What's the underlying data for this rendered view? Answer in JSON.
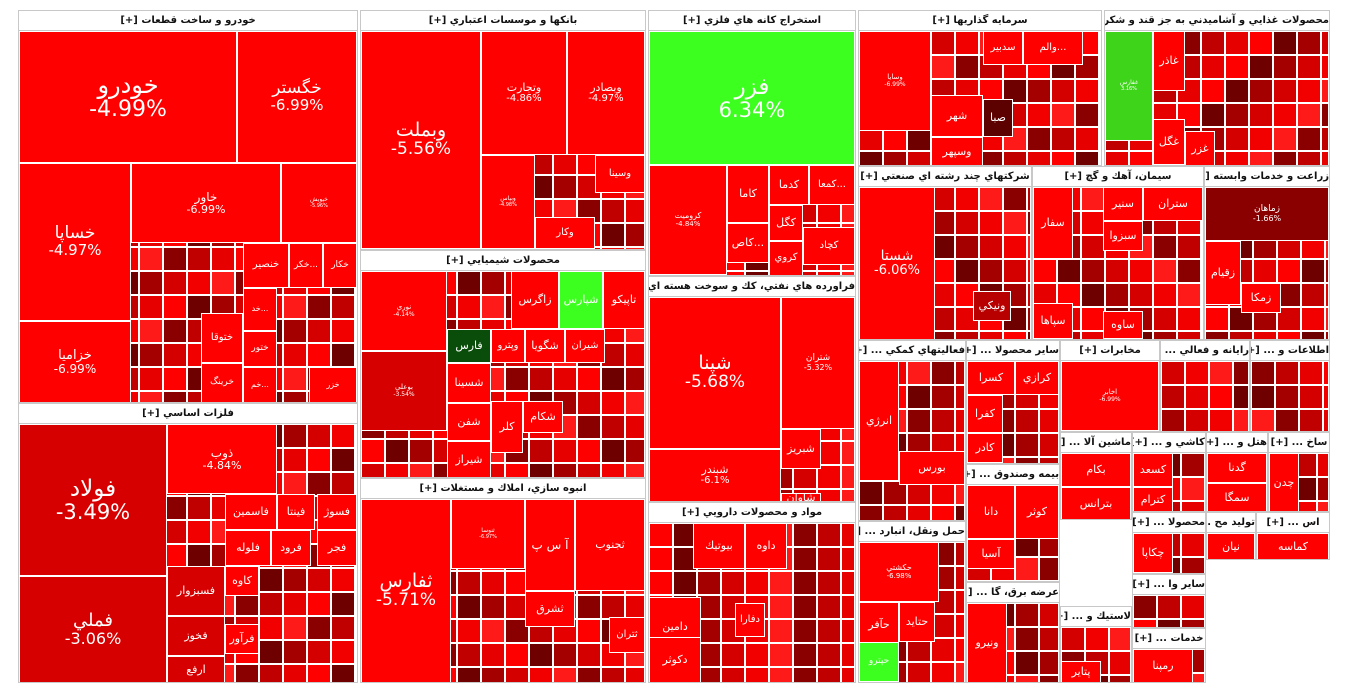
{
  "colors": {
    "neg5": "#ff0000",
    "neg4": "#f00000",
    "neg3": "#d60000",
    "neg2": "#b80000",
    "neg1": "#8a0000",
    "dark": "#5c0000",
    "pos": "#3dff1f",
    "pos2": "#3ed41a",
    "darkgreen": "#0a4d0a"
  },
  "sectors": [
    {
      "title": "خودرو و ساخت قطعات [+]",
      "stocks": [
        {
          "n": "خودرو",
          "p": "-4.99%"
        },
        {
          "n": "خگستر",
          "p": "-6.99%"
        },
        {
          "n": "خساپا",
          "p": "-4.97%"
        },
        {
          "n": "خاور",
          "p": "-6.99%"
        },
        {
          "n": "خپویش",
          "p": "-5.96%"
        },
        {
          "n": "خزامیا",
          "p": "-6.99%"
        },
        {
          "n": "ختوقا",
          "p": ""
        },
        {
          "n": "خنصير",
          "p": ""
        },
        {
          "n": "خكر...",
          "p": ""
        },
        {
          "n": "خكار",
          "p": ""
        },
        {
          "n": "ختور",
          "p": ""
        },
        {
          "n": "خرینگ",
          "p": ""
        },
        {
          "n": "خم...",
          "p": ""
        },
        {
          "n": "خد...",
          "p": ""
        },
        {
          "n": "خزر",
          "p": ""
        }
      ]
    },
    {
      "title": "بانكها و موسسات اعتباري [+]",
      "stocks": [
        {
          "n": "وبملت",
          "p": "-5.56%"
        },
        {
          "n": "وتجارت",
          "p": "-4.86%"
        },
        {
          "n": "وبصادر",
          "p": "-4.97%"
        },
        {
          "n": "وبپاس",
          "p": "-4.98%"
        },
        {
          "n": "وسينا",
          "p": ""
        },
        {
          "n": "وكار",
          "p": ""
        }
      ]
    },
    {
      "title": "استخراج كانه هاي فلزي [+]",
      "stocks": [
        {
          "n": "فزر",
          "p": "6.34%"
        },
        {
          "n": "كروميت",
          "p": "-4.84%"
        },
        {
          "n": "كاما",
          "p": ""
        },
        {
          "n": "كدما",
          "p": ""
        },
        {
          "n": "كمعا...",
          "p": ""
        },
        {
          "n": "كگل",
          "p": ""
        },
        {
          "n": "كچاد",
          "p": ""
        },
        {
          "n": "كاص...",
          "p": ""
        },
        {
          "n": "كروي",
          "p": ""
        }
      ]
    },
    {
      "title": "سرمايه گذاريها [+]",
      "stocks": [
        {
          "n": "وسایا",
          "p": "-6.99%"
        },
        {
          "n": "سدبير",
          "p": ""
        },
        {
          "n": "والم...",
          "p": ""
        },
        {
          "n": "شهر",
          "p": ""
        },
        {
          "n": "وسپهر",
          "p": ""
        },
        {
          "n": "صبا",
          "p": ""
        }
      ]
    },
    {
      "title": "محصولات غذايي و آشاميدني به جز قند و شكر [+]",
      "stocks": [
        {
          "n": "غفارس",
          "p": "3.16%"
        },
        {
          "n": "غاذر",
          "p": ""
        },
        {
          "n": "غگل",
          "p": ""
        },
        {
          "n": "غزر",
          "p": ""
        }
      ]
    },
    {
      "title": "محصولات شيميايي [+]",
      "stocks": [
        {
          "n": "نوري",
          "p": "-4.14%"
        },
        {
          "n": "زاگرس",
          "p": ""
        },
        {
          "n": "شپارس",
          "p": ""
        },
        {
          "n": "تاپيكو",
          "p": ""
        },
        {
          "n": "فارس",
          "p": ""
        },
        {
          "n": "وپترو",
          "p": ""
        },
        {
          "n": "شگويا",
          "p": ""
        },
        {
          "n": "شيران",
          "p": ""
        },
        {
          "n": "بوعلي",
          "p": "-3.54%"
        },
        {
          "n": "شسينا",
          "p": ""
        },
        {
          "n": "شفن",
          "p": ""
        },
        {
          "n": "شيراز",
          "p": ""
        },
        {
          "n": "كلر",
          "p": ""
        },
        {
          "n": "شكام",
          "p": ""
        }
      ]
    },
    {
      "title": "فلزات اساسي [+]",
      "stocks": [
        {
          "n": "فولاد",
          "p": "-3.49%"
        },
        {
          "n": "ذوب",
          "p": "-4.84%"
        },
        {
          "n": "فملي",
          "p": "-3.06%"
        },
        {
          "n": "فاسمين",
          "p": ""
        },
        {
          "n": "فينتا",
          "p": ""
        },
        {
          "n": "فسوژ",
          "p": ""
        },
        {
          "n": "فلوله",
          "p": ""
        },
        {
          "n": "فرود",
          "p": ""
        },
        {
          "n": "فجر",
          "p": ""
        },
        {
          "n": "فسبزوار",
          "p": ""
        },
        {
          "n": "كاوه",
          "p": ""
        },
        {
          "n": "فخوز",
          "p": ""
        },
        {
          "n": "فرآور",
          "p": ""
        },
        {
          "n": "ارفع",
          "p": ""
        }
      ]
    },
    {
      "title": "انبوه سازي، املاك و مستغلات [+]",
      "stocks": [
        {
          "n": "ثفارس",
          "p": "-5.71%"
        },
        {
          "n": "ثنوسا",
          "p": "-6.97%"
        },
        {
          "n": "آ س پ",
          "p": ""
        },
        {
          "n": "ثجنوب",
          "p": ""
        },
        {
          "n": "ثشرق",
          "p": ""
        },
        {
          "n": "ثتران",
          "p": ""
        }
      ]
    },
    {
      "title": "فراورده هاي نفتي، كك و سوخت هسته اي [+]",
      "stocks": [
        {
          "n": "شپنا",
          "p": "-5.68%"
        },
        {
          "n": "شتران",
          "p": "-5.32%"
        },
        {
          "n": "شبندر",
          "p": "-6.1%"
        },
        {
          "n": "شبريز",
          "p": ""
        },
        {
          "n": "شاوان",
          "p": ""
        }
      ]
    },
    {
      "title": "شركتهاي چند رشته اي صنعتي [+]",
      "stocks": [
        {
          "n": "شستا",
          "p": "-6.06%"
        },
        {
          "n": "ونيكي",
          "p": ""
        }
      ]
    },
    {
      "title": "سيمان، آهك و گچ [+]",
      "stocks": [
        {
          "n": "ستران",
          "p": ""
        },
        {
          "n": "سنير",
          "p": ""
        },
        {
          "n": "سفار",
          "p": ""
        },
        {
          "n": "سبزوا",
          "p": ""
        },
        {
          "n": "ساوه",
          "p": ""
        },
        {
          "n": "سپاها",
          "p": ""
        }
      ]
    },
    {
      "title": "زراعت و خدمات وابسته [+]",
      "stocks": [
        {
          "n": "زماهان",
          "p": "-1.66%"
        },
        {
          "n": "زقيام",
          "p": ""
        },
        {
          "n": "زمكا",
          "p": ""
        }
      ]
    },
    {
      "title": "مواد و محصولات دارويي [+]",
      "stocks": [
        {
          "n": "بيوتيك",
          "p": ""
        },
        {
          "n": "داوه",
          "p": ""
        },
        {
          "n": "دامين",
          "p": ""
        },
        {
          "n": "دكوثر",
          "p": ""
        },
        {
          "n": "دفارا",
          "p": ""
        }
      ]
    },
    {
      "title": "فعاليتهاي كمكي ... [+]",
      "stocks": [
        {
          "n": "بورس",
          "p": ""
        },
        {
          "n": "انرژي",
          "p": ""
        }
      ]
    },
    {
      "title": "ساير محصولا ... [+]",
      "stocks": [
        {
          "n": "كسرا",
          "p": ""
        },
        {
          "n": "كرازي",
          "p": ""
        },
        {
          "n": "كفرا",
          "p": ""
        },
        {
          "n": "كادر",
          "p": ""
        }
      ]
    },
    {
      "title": "مخابرات [+]",
      "stocks": [
        {
          "n": "اخابر",
          "p": "-6.99%"
        }
      ]
    },
    {
      "title": "رايانه و فعالي ... [+]",
      "stocks": []
    },
    {
      "title": "اطلاعات و ... [+]",
      "stocks": []
    },
    {
      "title": "بيمه وصندوق ... [+]",
      "stocks": [
        {
          "n": "كوثر",
          "p": ""
        },
        {
          "n": "دانا",
          "p": ""
        },
        {
          "n": "آسيا",
          "p": ""
        }
      ]
    },
    {
      "title": "حمل ونقل، انبارد ... [+]",
      "stocks": [
        {
          "n": "حكشتي",
          "p": "-6.98%"
        },
        {
          "n": "حتايد",
          "p": ""
        },
        {
          "n": "حآفر",
          "p": ""
        },
        {
          "n": "حپترو",
          "p": ""
        }
      ]
    },
    {
      "title": "ماشين آلا ... [+]",
      "stocks": [
        {
          "n": "بكام",
          "p": ""
        },
        {
          "n": "بترانس",
          "p": ""
        }
      ]
    },
    {
      "title": "كاشي و ... [+]",
      "stocks": [
        {
          "n": "كسعد",
          "p": ""
        },
        {
          "n": "كترام",
          "p": ""
        }
      ]
    },
    {
      "title": "هتل و ... [+]",
      "stocks": [
        {
          "n": "گدنا",
          "p": ""
        },
        {
          "n": "سمگا",
          "p": ""
        }
      ]
    },
    {
      "title": "ساخ ... [+]",
      "stocks": [
        {
          "n": "چدن",
          "p": ""
        }
      ]
    },
    {
      "title": "عرضه برق، گا ... [+]",
      "stocks": [
        {
          "n": "ونيرو",
          "p": ""
        }
      ]
    },
    {
      "title": "لاستيك و ... [+]",
      "stocks": [
        {
          "n": "پتاير",
          "p": ""
        }
      ]
    },
    {
      "title": "محصولا ... [+]",
      "stocks": [
        {
          "n": "چكاپا",
          "p": ""
        }
      ]
    },
    {
      "title": "توليد مح ... [+]",
      "stocks": [
        {
          "n": "نيان",
          "p": ""
        }
      ]
    },
    {
      "title": "اس ... [+]",
      "stocks": [
        {
          "n": "كماسه",
          "p": ""
        }
      ]
    },
    {
      "title": "ساير وا ... [+]",
      "stocks": []
    },
    {
      "title": "خدمات ... [+]",
      "stocks": [
        {
          "n": "رمپنا",
          "p": ""
        }
      ]
    }
  ]
}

• • • • •

- **YOUR GOAL**:
Look over the listing above. Pick out and copy every line that includes "خدمات".

- **ANSWER FOR THE TASK**:
      "title": "زراعت و خدمات وابسته [+]",
      "title": "خدمات ... [+]",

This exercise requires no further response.